BEGIN GIVEN DATA

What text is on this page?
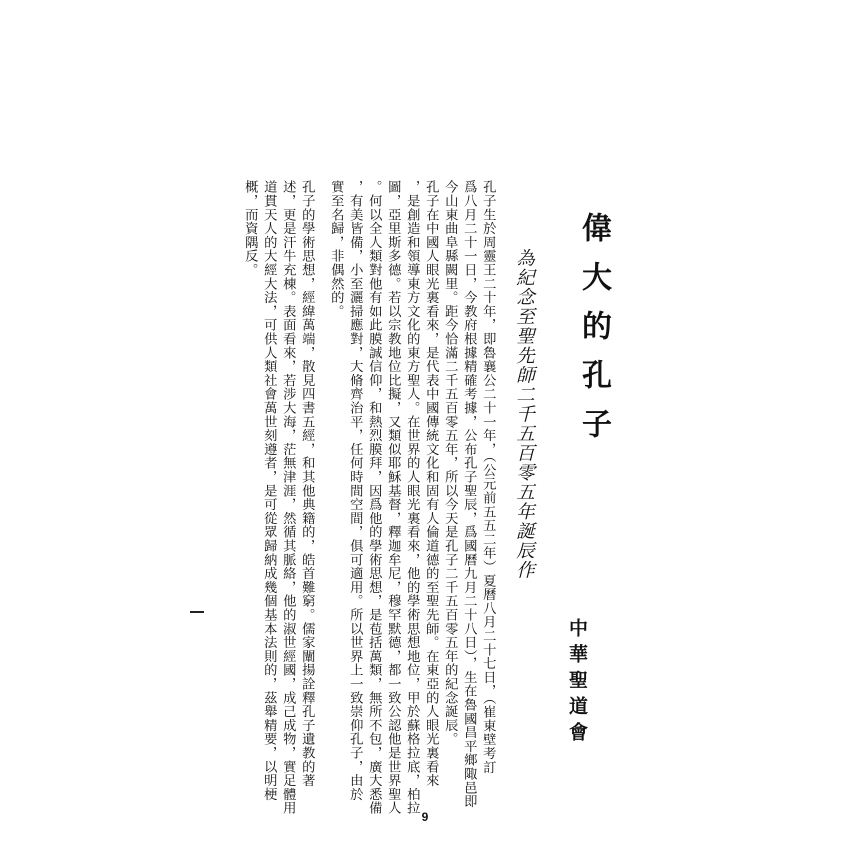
偉大的孔子
為紀念至聖先師二千五百零五年誕辰作
中華聖道會
孔子生於周靈王二十年，即魯襄公二十一年，（公元前五五二年）夏曆八月二十七日，（崔東壁考訂
爲八月二十一日，今教府根據精確考據，公布孔子聖辰，爲國曆九月二十八日），生在魯國昌平鄉陬邑即
今山東曲阜縣闕里。距今恰滿二千五百零五年，所以今天是孔子二千五百零五年的紀念誕辰。
孔子在中國人眼光裏看來，是代表中國傳統文化和固有人倫道德的至聖先師。在東亞的人眼光裏看來
，是創造和領導東方文化的東方聖人。在世界的人眼光裏看來，他的學術思想地位，甲於蘇格拉底，柏拉
圖，亞里斯多德。若以宗教地位比擬，又類似耶穌基督，釋迦牟尼，穆罕默德，都一致公認他是世界聖人
。何以全人類對他有如此膜誠信仰，和熱烈膜拜，因爲他的學術思想，是苞括萬類，無所不包，廣大悉備
，有美皆備，小至灑掃應對，大脩齊治平，任何時間空間，俱可適用。所以世界上一致崇仰孔子，由於
實至名歸，非偶然的。
孔子的學術思想，經緯萬端，散見四書五經，和其他典籍的，皓首難窮。儒家闡揚詮釋孔子遺教的著
述，更是汗牛充棟。表面看來，若涉大海，茫無津涯，然循其脈絡，他的淑世經國，成己成物，實足體用
道貫天人的大經大法，可供人類社會萬世刻遵者，是可從眾歸納成幾個基本法則的，茲舉精要，以明梗
概，而資隅反。
9
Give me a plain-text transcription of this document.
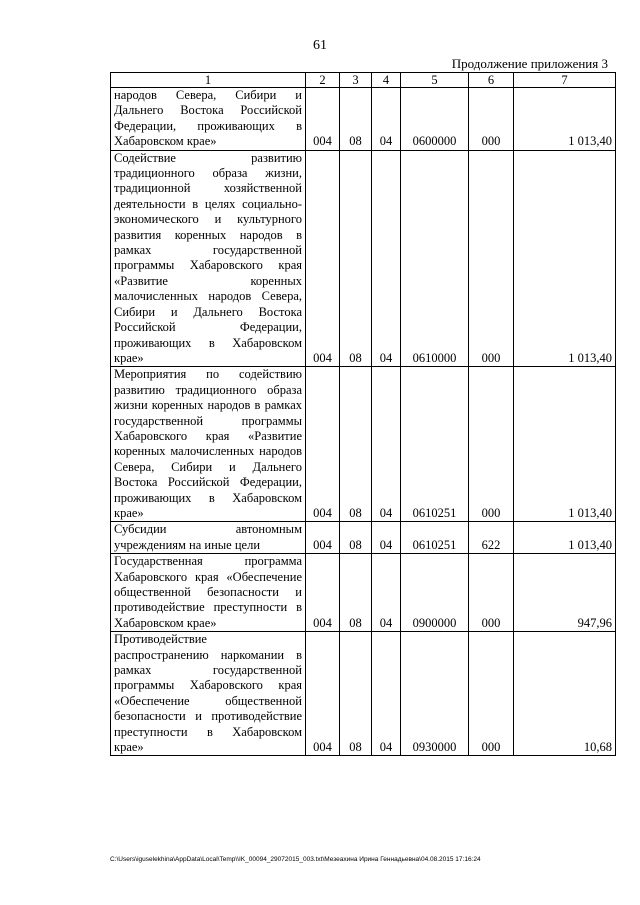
61
Продолжение приложения 3
1	2	3	4	5	6	7
народов Севера, Сибири и Дальнего Востока Российской Федерации, проживающих в Хабаровском крае»	004	08	04	0600000	000	1 013,40
Содействие развитию традиционного образа жизни, традиционной хозяйственной деятельности в целях социально-экономического и культурного развития коренных народов в рамках государственной программы Хабаровского края «Развитие коренных малочисленных народов Севера, Сибири и Дальнего Востока Российской Федерации, проживающих в Хабаровском крае»	004	08	04	0610000	000	1 013,40
Мероприятия по содействию развитию традиционного образа жизни коренных народов в рамках государственной программы Хабаровского края «Развитие коренных малочисленных народов Севера, Сибири и Дальнего Востока Российской Федерации, проживающих в Хабаровском крае»	004	08	04	0610251	000	1 013,40
Субсидии автономным учреждениям на иные цели	004	08	04	0610251	622	1 013,40
Государственная программа Хабаровского края «Обеспечение общественной безопасности и противодействие преступности в Хабаровском крае»	004	08	04	0900000	000	947,96
Противодействие распространению наркомании в рамках государственной программы Хабаровского края «Обеспечение общественной безопасности и противодействие преступности в Хабаровском крае»	004	08	04	0930000	000	10,68
C:\Users\iguselekhina\AppData\Local\Temp\\IK_00094_29072015_003.txt\Мезеахина Ирина Геннадьевна\04.08.2015 17:16:24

END GIVEN DATA

*JOB:* Copy all the lines of data exactly as they appear, dropping any images.

*ANSWER IN FULL:*
What text is on this page?
偉大的孔子
為紀念至聖先師二千五百零五年誕辰作
中華聖道會
孔子生於周靈王二十年，即魯襄公二十一年，（公元前五五二年）夏曆八月二十七日，（崔東壁考訂
爲八月二十一日，今教府根據精確考據，公布孔子聖辰，爲國曆九月二十八日），生在魯國昌平鄉陬邑即
今山東曲阜縣闕里。距今恰滿二千五百零五年，所以今天是孔子二千五百零五年的紀念誕辰。
孔子在中國人眼光裏看來，是代表中國傳統文化和固有人倫道德的至聖先師。在東亞的人眼光裏看來
，是創造和領導東方文化的東方聖人。在世界的人眼光裏看來，他的學術思想地位，甲於蘇格拉底，柏拉
圖，亞里斯多德。若以宗教地位比擬，又類似耶穌基督，釋迦牟尼，穆罕默德，都一致公認他是世界聖人
。何以全人類對他有如此膜誠信仰，和熱烈膜拜，因爲他的學術思想，是苞括萬類，無所不包，廣大悉備
，有美皆備，小至灑掃應對，大脩齊治平，任何時間空間，俱可適用。所以世界上一致崇仰孔子，由於
實至名歸，非偶然的。
孔子的學術思想，經緯萬端，散見四書五經，和其他典籍的，皓首難窮。儒家闡揚詮釋孔子遺教的著
述，更是汗牛充棟。表面看來，若涉大海，茫無津涯，然循其脈絡，他的淑世經國，成己成物，實足體用
道貫天人的大經大法，可供人類社會萬世刻遵者，是可從眾歸納成幾個基本法則的，茲舉精要，以明梗
概，而資隅反。
9
Give me a plain-text transcription of this document.
61
Продолжение приложения 3
1	2	3	4	5	6	7
народов Севера, Сибири и Дальнего Востока Российской Федерации, проживающих в Хабаровском крае»	004	08	04	0600000	000	1 013,40
Содействие развитию традиционного образа жизни, традиционной хозяйственной деятельности в целях социально-экономического и культурного развития коренных народов в рамках государственной программы Хабаровского края «Развитие коренных малочисленных народов Севера, Сибири и Дальнего Востока Российской Федерации, проживающих в Хабаровском крае»	004	08	04	0610000	000	1 013,40
Мероприятия по содействию развитию традиционного образа жизни коренных народов в рамках государственной программы Хабаровского края «Развитие коренных малочисленных народов Севера, Сибири и Дальнего Востока Российской Федерации, проживающих в Хабаровском крае»	004	08	04	0610251	000	1 013,40
Субсидии автономным учреждениям на иные цели	004	08	04	0610251	622	1 013,40
Государственная программа Хабаровского края «Обеспечение общественной безопасности и противодействие преступности в Хабаровском крае»	004	08	04	0900000	000	947,96
Противодействие распространению наркомании в рамках государственной программы Хабаровского края «Обеспечение общественной безопасности и противодействие преступности в Хабаровском крае»	004	08	04	0930000	000	10,68
C:\Users\iguselekhina\AppData\Local\Temp\\IK_00094_29072015_003.txt\Мезеахина Ирина Геннадьевна\04.08.2015 17:16:24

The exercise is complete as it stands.